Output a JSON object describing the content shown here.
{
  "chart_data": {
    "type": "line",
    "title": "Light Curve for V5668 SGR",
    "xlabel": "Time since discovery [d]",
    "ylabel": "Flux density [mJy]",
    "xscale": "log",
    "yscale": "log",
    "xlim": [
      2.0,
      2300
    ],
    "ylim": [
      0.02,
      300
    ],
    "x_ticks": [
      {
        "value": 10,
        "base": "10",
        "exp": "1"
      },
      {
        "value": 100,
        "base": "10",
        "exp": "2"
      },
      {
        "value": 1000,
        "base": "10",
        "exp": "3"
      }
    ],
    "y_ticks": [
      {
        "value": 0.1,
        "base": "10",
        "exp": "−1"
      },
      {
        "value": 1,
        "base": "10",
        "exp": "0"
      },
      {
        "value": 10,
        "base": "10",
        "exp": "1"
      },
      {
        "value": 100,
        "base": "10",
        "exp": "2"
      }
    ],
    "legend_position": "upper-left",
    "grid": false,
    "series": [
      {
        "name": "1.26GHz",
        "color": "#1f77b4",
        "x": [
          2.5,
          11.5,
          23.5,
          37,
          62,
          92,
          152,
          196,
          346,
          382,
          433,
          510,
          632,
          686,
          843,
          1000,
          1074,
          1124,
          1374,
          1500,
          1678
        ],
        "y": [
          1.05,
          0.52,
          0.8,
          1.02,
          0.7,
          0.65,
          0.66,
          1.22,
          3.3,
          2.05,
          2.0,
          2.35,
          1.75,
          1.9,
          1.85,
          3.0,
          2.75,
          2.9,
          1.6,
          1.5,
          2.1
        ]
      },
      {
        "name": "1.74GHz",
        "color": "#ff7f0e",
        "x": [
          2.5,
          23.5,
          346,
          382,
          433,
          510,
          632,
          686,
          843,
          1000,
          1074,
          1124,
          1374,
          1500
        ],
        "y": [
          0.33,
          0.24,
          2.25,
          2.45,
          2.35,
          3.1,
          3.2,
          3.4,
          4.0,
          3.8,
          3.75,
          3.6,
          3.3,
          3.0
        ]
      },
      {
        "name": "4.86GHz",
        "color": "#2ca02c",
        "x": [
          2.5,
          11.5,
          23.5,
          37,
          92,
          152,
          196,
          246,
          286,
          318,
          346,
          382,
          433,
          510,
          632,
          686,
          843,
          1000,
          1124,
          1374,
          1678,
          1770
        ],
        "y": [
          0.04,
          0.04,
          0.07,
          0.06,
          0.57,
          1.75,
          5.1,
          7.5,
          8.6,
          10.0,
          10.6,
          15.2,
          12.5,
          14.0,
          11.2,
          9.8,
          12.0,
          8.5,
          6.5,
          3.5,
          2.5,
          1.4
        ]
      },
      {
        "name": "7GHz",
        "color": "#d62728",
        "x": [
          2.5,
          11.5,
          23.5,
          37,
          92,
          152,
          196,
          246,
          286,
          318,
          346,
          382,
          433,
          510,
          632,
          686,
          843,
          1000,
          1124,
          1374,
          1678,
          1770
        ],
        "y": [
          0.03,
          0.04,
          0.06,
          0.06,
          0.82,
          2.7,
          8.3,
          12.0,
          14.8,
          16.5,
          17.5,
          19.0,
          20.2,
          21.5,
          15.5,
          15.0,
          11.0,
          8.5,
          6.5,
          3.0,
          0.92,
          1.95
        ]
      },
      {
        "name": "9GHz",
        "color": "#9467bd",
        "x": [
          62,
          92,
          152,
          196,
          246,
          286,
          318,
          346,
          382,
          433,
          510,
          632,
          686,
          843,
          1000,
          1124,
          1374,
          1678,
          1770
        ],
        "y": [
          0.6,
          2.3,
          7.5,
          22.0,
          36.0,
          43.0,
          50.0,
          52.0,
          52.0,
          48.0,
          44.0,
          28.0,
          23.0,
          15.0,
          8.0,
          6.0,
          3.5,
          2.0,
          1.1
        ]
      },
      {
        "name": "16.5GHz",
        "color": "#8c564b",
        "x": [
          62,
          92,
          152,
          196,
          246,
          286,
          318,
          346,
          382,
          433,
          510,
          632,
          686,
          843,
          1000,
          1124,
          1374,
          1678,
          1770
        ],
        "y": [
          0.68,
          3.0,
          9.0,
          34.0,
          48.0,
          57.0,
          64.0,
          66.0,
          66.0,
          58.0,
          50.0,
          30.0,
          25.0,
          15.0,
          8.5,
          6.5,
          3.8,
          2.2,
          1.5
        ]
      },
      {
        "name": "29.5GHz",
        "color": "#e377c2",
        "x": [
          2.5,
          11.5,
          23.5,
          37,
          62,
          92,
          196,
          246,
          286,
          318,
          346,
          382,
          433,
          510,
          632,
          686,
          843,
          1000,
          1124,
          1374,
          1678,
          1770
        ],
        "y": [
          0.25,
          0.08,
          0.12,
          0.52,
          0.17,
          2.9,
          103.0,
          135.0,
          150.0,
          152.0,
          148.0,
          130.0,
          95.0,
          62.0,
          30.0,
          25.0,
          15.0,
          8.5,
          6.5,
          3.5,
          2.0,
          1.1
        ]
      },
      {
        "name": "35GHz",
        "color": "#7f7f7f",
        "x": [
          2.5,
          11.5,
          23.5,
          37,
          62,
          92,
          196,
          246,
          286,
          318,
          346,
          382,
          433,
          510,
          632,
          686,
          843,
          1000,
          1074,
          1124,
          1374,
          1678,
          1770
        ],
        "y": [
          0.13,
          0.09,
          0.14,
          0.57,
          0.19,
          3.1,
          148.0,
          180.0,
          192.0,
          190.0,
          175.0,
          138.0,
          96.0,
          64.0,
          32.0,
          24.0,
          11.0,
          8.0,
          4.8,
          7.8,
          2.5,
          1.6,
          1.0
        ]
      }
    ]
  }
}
════
◆ Directions: Repeat the data precisely, reproducing every entry.

◆ Problem solution:
Output a JSON object describing the content shown here.
{
  "chart_data": {
    "type": "line",
    "title": "Light Curve for V5668 SGR",
    "xlabel": "Time since discovery [d]",
    "ylabel": "Flux density [mJy]",
    "xscale": "log",
    "yscale": "log",
    "xlim": [
      2.0,
      2300
    ],
    "ylim": [
      0.02,
      300
    ],
    "x_ticks": [
      {
        "value": 10,
        "base": "10",
        "exp": "1"
      },
      {
        "value": 100,
        "base": "10",
        "exp": "2"
      },
      {
        "value": 1000,
        "base": "10",
        "exp": "3"
      }
    ],
    "y_ticks": [
      {
        "value": 0.1,
        "base": "10",
        "exp": "−1"
      },
      {
        "value": 1,
        "base": "10",
        "exp": "0"
      },
      {
        "value": 10,
        "base": "10",
        "exp": "1"
      },
      {
        "value": 100,
        "base": "10",
        "exp": "2"
      }
    ],
    "legend_position": "upper-left",
    "grid": false,
    "series": [
      {
        "name": "1.26GHz",
        "color": "#1f77b4",
        "x": [
          2.5,
          11.5,
          23.5,
          37,
          62,
          92,
          152,
          196,
          346,
          382,
          433,
          510,
          632,
          686,
          843,
          1000,
          1074,
          1124,
          1374,
          1500,
          1678
        ],
        "y": [
          1.05,
          0.52,
          0.8,
          1.02,
          0.7,
          0.65,
          0.66,
          1.22,
          3.3,
          2.05,
          2.0,
          2.35,
          1.75,
          1.9,
          1.85,
          3.0,
          2.75,
          2.9,
          1.6,
          1.5,
          2.1
        ]
      },
      {
        "name": "1.74GHz",
        "color": "#ff7f0e",
        "x": [
          2.5,
          23.5,
          346,
          382,
          433,
          510,
          632,
          686,
          843,
          1000,
          1074,
          1124,
          1374,
          1500
        ],
        "y": [
          0.33,
          0.24,
          2.25,
          2.45,
          2.35,
          3.1,
          3.2,
          3.4,
          4.0,
          3.8,
          3.75,
          3.6,
          3.3,
          3.0
        ]
      },
      {
        "name": "4.86GHz",
        "color": "#2ca02c",
        "x": [
          2.5,
          11.5,
          23.5,
          37,
          92,
          152,
          196,
          246,
          286,
          318,
          346,
          382,
          433,
          510,
          632,
          686,
          843,
          1000,
          1124,
          1374,
          1678,
          1770
        ],
        "y": [
          0.04,
          0.04,
          0.07,
          0.06,
          0.57,
          1.75,
          5.1,
          7.5,
          8.6,
          10.0,
          10.6,
          15.2,
          12.5,
          14.0,
          11.2,
          9.8,
          12.0,
          8.5,
          6.5,
          3.5,
          2.5,
          1.4
        ]
      },
      {
        "name": "7GHz",
        "color": "#d62728",
        "x": [
          2.5,
          11.5,
          23.5,
          37,
          92,
          152,
          196,
          246,
          286,
          318,
          346,
          382,
          433,
          510,
          632,
          686,
          843,
          1000,
          1124,
          1374,
          1678,
          1770
        ],
        "y": [
          0.03,
          0.04,
          0.06,
          0.06,
          0.82,
          2.7,
          8.3,
          12.0,
          14.8,
          16.5,
          17.5,
          19.0,
          20.2,
          21.5,
          15.5,
          15.0,
          11.0,
          8.5,
          6.5,
          3.0,
          0.92,
          1.95
        ]
      },
      {
        "name": "9GHz",
        "color": "#9467bd",
        "x": [
          62,
          92,
          152,
          196,
          246,
          286,
          318,
          346,
          382,
          433,
          510,
          632,
          686,
          843,
          1000,
          1124,
          1374,
          1678,
          1770
        ],
        "y": [
          0.6,
          2.3,
          7.5,
          22.0,
          36.0,
          43.0,
          50.0,
          52.0,
          52.0,
          48.0,
          44.0,
          28.0,
          23.0,
          15.0,
          8.0,
          6.0,
          3.5,
          2.0,
          1.1
        ]
      },
      {
        "name": "16.5GHz",
        "color": "#8c564b",
        "x": [
          62,
          92,
          152,
          196,
          246,
          286,
          318,
          346,
          382,
          433,
          510,
          632,
          686,
          843,
          1000,
          1124,
          1374,
          1678,
          1770
        ],
        "y": [
          0.68,
          3.0,
          9.0,
          34.0,
          48.0,
          57.0,
          64.0,
          66.0,
          66.0,
          58.0,
          50.0,
          30.0,
          25.0,
          15.0,
          8.5,
          6.5,
          3.8,
          2.2,
          1.5
        ]
      },
      {
        "name": "29.5GHz",
        "color": "#e377c2",
        "x": [
          2.5,
          11.5,
          23.5,
          37,
          62,
          92,
          196,
          246,
          286,
          318,
          346,
          382,
          433,
          510,
          632,
          686,
          843,
          1000,
          1124,
          1374,
          1678,
          1770
        ],
        "y": [
          0.25,
          0.08,
          0.12,
          0.52,
          0.17,
          2.9,
          103.0,
          135.0,
          150.0,
          152.0,
          148.0,
          130.0,
          95.0,
          62.0,
          30.0,
          25.0,
          15.0,
          8.5,
          6.5,
          3.5,
          2.0,
          1.1
        ]
      },
      {
        "name": "35GHz",
        "color": "#7f7f7f",
        "x": [
          2.5,
          11.5,
          23.5,
          37,
          62,
          92,
          196,
          246,
          286,
          318,
          346,
          382,
          433,
          510,
          632,
          686,
          843,
          1000,
          1074,
          1124,
          1374,
          1678,
          1770
        ],
        "y": [
          0.13,
          0.09,
          0.14,
          0.57,
          0.19,
          3.1,
          148.0,
          180.0,
          192.0,
          190.0,
          175.0,
          138.0,
          96.0,
          64.0,
          32.0,
          24.0,
          11.0,
          8.0,
          4.8,
          7.8,
          2.5,
          1.6,
          1.0
        ]
      }
    ]
  }
}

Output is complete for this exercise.